## Start Records provided

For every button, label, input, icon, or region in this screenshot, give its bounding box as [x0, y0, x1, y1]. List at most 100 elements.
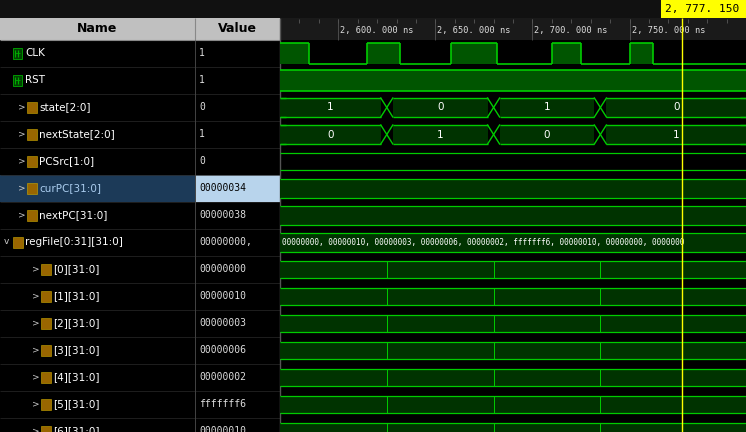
Text: Value: Value — [218, 22, 257, 35]
Text: regFile[0:31][31:0]: regFile[0:31][31:0] — [25, 237, 123, 247]
Text: Name: Name — [77, 22, 117, 35]
Bar — [195, 148, 280, 175]
Bar — [280, 396, 746, 413]
Bar — [41, 264, 51, 275]
Text: 2, 600. 000 ns: 2, 600. 000 ns — [340, 25, 414, 35]
Text: 1: 1 — [673, 130, 680, 140]
Bar — [0, 40, 195, 67]
Bar — [280, 98, 380, 117]
Bar — [0, 148, 195, 175]
Bar — [41, 426, 51, 432]
Bar — [280, 261, 746, 278]
Bar — [13, 237, 23, 248]
Bar — [195, 283, 280, 310]
Bar — [0, 229, 195, 256]
Bar — [0, 18, 280, 40]
Bar — [195, 310, 280, 337]
Text: [4][31:0]: [4][31:0] — [53, 372, 99, 382]
Text: >: > — [18, 184, 25, 193]
Bar — [280, 288, 746, 305]
Bar — [0, 283, 195, 310]
Bar — [280, 70, 746, 91]
Bar — [195, 121, 280, 148]
Bar — [280, 342, 746, 359]
Text: 0: 0 — [544, 130, 551, 140]
Bar — [27, 183, 37, 194]
Text: >: > — [18, 156, 25, 165]
Text: 2, 750. 000 ns: 2, 750. 000 ns — [632, 25, 705, 35]
Bar — [280, 206, 746, 225]
Text: RST: RST — [25, 75, 45, 85]
Text: 00000006: 00000006 — [199, 345, 246, 355]
Bar — [27, 102, 37, 113]
Bar — [500, 98, 595, 117]
Text: fffffff6: fffffff6 — [199, 399, 246, 409]
Bar — [661, 0, 746, 18]
Bar — [0, 418, 195, 432]
Bar — [0, 337, 195, 364]
Bar — [0, 67, 195, 94]
Text: nextPC[31:0]: nextPC[31:0] — [39, 210, 107, 220]
Bar — [280, 18, 746, 40]
Text: 2, 777. 150: 2, 777. 150 — [665, 4, 739, 14]
Text: 1: 1 — [327, 102, 333, 112]
Text: 00000034: 00000034 — [199, 183, 246, 193]
Text: nextState[2:0]: nextState[2:0] — [39, 129, 115, 139]
Bar — [195, 94, 280, 121]
Bar — [195, 391, 280, 418]
Bar — [13, 48, 22, 59]
Text: 00000010: 00000010 — [199, 291, 246, 301]
Text: >: > — [32, 426, 40, 432]
Bar — [630, 43, 653, 64]
Text: >: > — [32, 318, 40, 327]
Text: 00000002: 00000002 — [199, 372, 246, 382]
Bar — [41, 345, 51, 356]
Bar — [0, 364, 195, 391]
Text: [1][31:0]: [1][31:0] — [53, 291, 99, 301]
Bar — [195, 364, 280, 391]
Bar — [393, 125, 488, 144]
Bar — [500, 125, 595, 144]
Text: 0: 0 — [327, 130, 333, 140]
Bar — [27, 129, 37, 140]
Text: [3][31:0]: [3][31:0] — [53, 345, 99, 355]
Text: 1: 1 — [199, 129, 205, 139]
Text: 1: 1 — [437, 130, 444, 140]
Bar — [393, 98, 488, 117]
Bar — [0, 256, 195, 283]
Bar — [13, 75, 22, 86]
Text: 1: 1 — [544, 102, 551, 112]
Bar — [195, 175, 280, 202]
Bar — [195, 229, 280, 256]
Bar — [552, 43, 581, 64]
Bar — [0, 202, 195, 229]
Bar — [0, 0, 746, 18]
Text: state[2:0]: state[2:0] — [39, 102, 90, 112]
Bar — [0, 175, 195, 202]
Bar — [280, 179, 746, 198]
Text: curPC[31:0]: curPC[31:0] — [39, 183, 101, 193]
Text: 0: 0 — [437, 102, 443, 112]
Text: CLK: CLK — [25, 48, 45, 58]
Bar — [27, 210, 37, 221]
Text: >: > — [18, 102, 25, 111]
Text: [5][31:0]: [5][31:0] — [53, 399, 99, 409]
Bar — [41, 291, 51, 302]
Bar — [0, 310, 195, 337]
Bar — [280, 43, 309, 64]
Bar — [195, 337, 280, 364]
Bar — [280, 369, 746, 386]
Bar — [195, 40, 280, 67]
Bar — [195, 202, 280, 229]
Bar — [451, 43, 498, 64]
Text: >: > — [18, 210, 25, 219]
Text: 0: 0 — [673, 102, 680, 112]
Bar — [27, 156, 37, 167]
Text: 00000003: 00000003 — [199, 318, 246, 328]
Text: >: > — [32, 372, 40, 381]
Text: [6][31:0]: [6][31:0] — [53, 426, 99, 432]
Bar — [280, 125, 380, 144]
Text: >: > — [32, 400, 40, 409]
Text: 2, 650. 000 ns: 2, 650. 000 ns — [437, 25, 511, 35]
Bar — [367, 43, 401, 64]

## End Records provided

Rewrite the data with each "Bar" changed to "Rectangle" and everything else left as it is. Omit the pictures from your answer.

For every button, label, input, icon, or region in this screenshot, give its bounding box as [x0, y0, x1, y1]. List at most 100 elements.
Text: Value: Value — [218, 22, 257, 35]
Text: regFile[0:31][31:0]: regFile[0:31][31:0] — [25, 237, 123, 247]
Text: Name: Name — [77, 22, 117, 35]
Rectangle — [195, 148, 280, 175]
Rectangle — [280, 396, 746, 413]
Rectangle — [41, 264, 51, 275]
Text: 2, 600. 000 ns: 2, 600. 000 ns — [340, 25, 414, 35]
Text: 1: 1 — [673, 130, 680, 140]
Rectangle — [0, 40, 195, 67]
Rectangle — [280, 98, 380, 117]
Rectangle — [0, 148, 195, 175]
Rectangle — [41, 426, 51, 432]
Rectangle — [280, 261, 746, 278]
Rectangle — [13, 237, 23, 248]
Rectangle — [195, 283, 280, 310]
Rectangle — [0, 229, 195, 256]
Rectangle — [0, 18, 280, 40]
Rectangle — [195, 310, 280, 337]
Text: [4][31:0]: [4][31:0] — [53, 372, 99, 382]
Text: >: > — [18, 184, 25, 193]
Rectangle — [280, 288, 746, 305]
Rectangle — [0, 283, 195, 310]
Rectangle — [280, 70, 746, 91]
Rectangle — [195, 121, 280, 148]
Rectangle — [280, 342, 746, 359]
Text: 0: 0 — [544, 130, 551, 140]
Rectangle — [27, 183, 37, 194]
Text: >: > — [18, 156, 25, 165]
Text: 2, 750. 000 ns: 2, 750. 000 ns — [632, 25, 705, 35]
Rectangle — [280, 206, 746, 225]
Text: RST: RST — [25, 75, 45, 85]
Text: 00000006: 00000006 — [199, 345, 246, 355]
Rectangle — [27, 102, 37, 113]
Rectangle — [500, 98, 595, 117]
Text: fffffff6: fffffff6 — [199, 399, 246, 409]
Rectangle — [661, 0, 746, 18]
Rectangle — [0, 418, 195, 432]
Rectangle — [0, 337, 195, 364]
Rectangle — [0, 67, 195, 94]
Text: nextPC[31:0]: nextPC[31:0] — [39, 210, 107, 220]
Rectangle — [280, 18, 746, 40]
Text: 2, 777. 150: 2, 777. 150 — [665, 4, 739, 14]
Text: 1: 1 — [327, 102, 333, 112]
Text: 00000034: 00000034 — [199, 183, 246, 193]
Text: nextState[2:0]: nextState[2:0] — [39, 129, 115, 139]
Rectangle — [195, 94, 280, 121]
Rectangle — [195, 391, 280, 418]
Rectangle — [13, 48, 22, 59]
Text: 00000010: 00000010 — [199, 291, 246, 301]
Text: >: > — [32, 426, 40, 432]
Rectangle — [630, 43, 653, 64]
Text: >: > — [32, 318, 40, 327]
Text: 00000002: 00000002 — [199, 372, 246, 382]
Rectangle — [41, 345, 51, 356]
Rectangle — [0, 364, 195, 391]
Text: [1][31:0]: [1][31:0] — [53, 291, 99, 301]
Rectangle — [195, 364, 280, 391]
Rectangle — [393, 125, 488, 144]
Rectangle — [500, 125, 595, 144]
Text: 0: 0 — [327, 130, 333, 140]
Rectangle — [27, 129, 37, 140]
Text: [3][31:0]: [3][31:0] — [53, 345, 99, 355]
Text: 1: 1 — [199, 129, 205, 139]
Text: 1: 1 — [437, 130, 444, 140]
Rectangle — [393, 98, 488, 117]
Rectangle — [0, 256, 195, 283]
Rectangle — [13, 75, 22, 86]
Text: 1: 1 — [544, 102, 551, 112]
Rectangle — [195, 175, 280, 202]
Rectangle — [195, 229, 280, 256]
Rectangle — [552, 43, 581, 64]
Rectangle — [0, 202, 195, 229]
Rectangle — [0, 0, 746, 18]
Text: state[2:0]: state[2:0] — [39, 102, 90, 112]
Rectangle — [0, 175, 195, 202]
Rectangle — [280, 179, 746, 198]
Text: curPC[31:0]: curPC[31:0] — [39, 183, 101, 193]
Text: 0: 0 — [437, 102, 443, 112]
Text: CLK: CLK — [25, 48, 45, 58]
Rectangle — [27, 210, 37, 221]
Text: >: > — [18, 102, 25, 111]
Text: [5][31:0]: [5][31:0] — [53, 399, 99, 409]
Rectangle — [41, 291, 51, 302]
Rectangle — [0, 310, 195, 337]
Rectangle — [280, 43, 309, 64]
Rectangle — [195, 337, 280, 364]
Rectangle — [280, 369, 746, 386]
Rectangle — [195, 40, 280, 67]
Rectangle — [195, 202, 280, 229]
Rectangle — [451, 43, 498, 64]
Text: >: > — [18, 210, 25, 219]
Text: 0: 0 — [673, 102, 680, 112]
Rectangle — [27, 156, 37, 167]
Text: 00000003: 00000003 — [199, 318, 246, 328]
Text: >: > — [32, 372, 40, 381]
Text: [6][31:0]: [6][31:0] — [53, 426, 99, 432]
Rectangle — [280, 125, 380, 144]
Text: >: > — [32, 400, 40, 409]
Text: 2, 650. 000 ns: 2, 650. 000 ns — [437, 25, 511, 35]
Rectangle — [367, 43, 401, 64]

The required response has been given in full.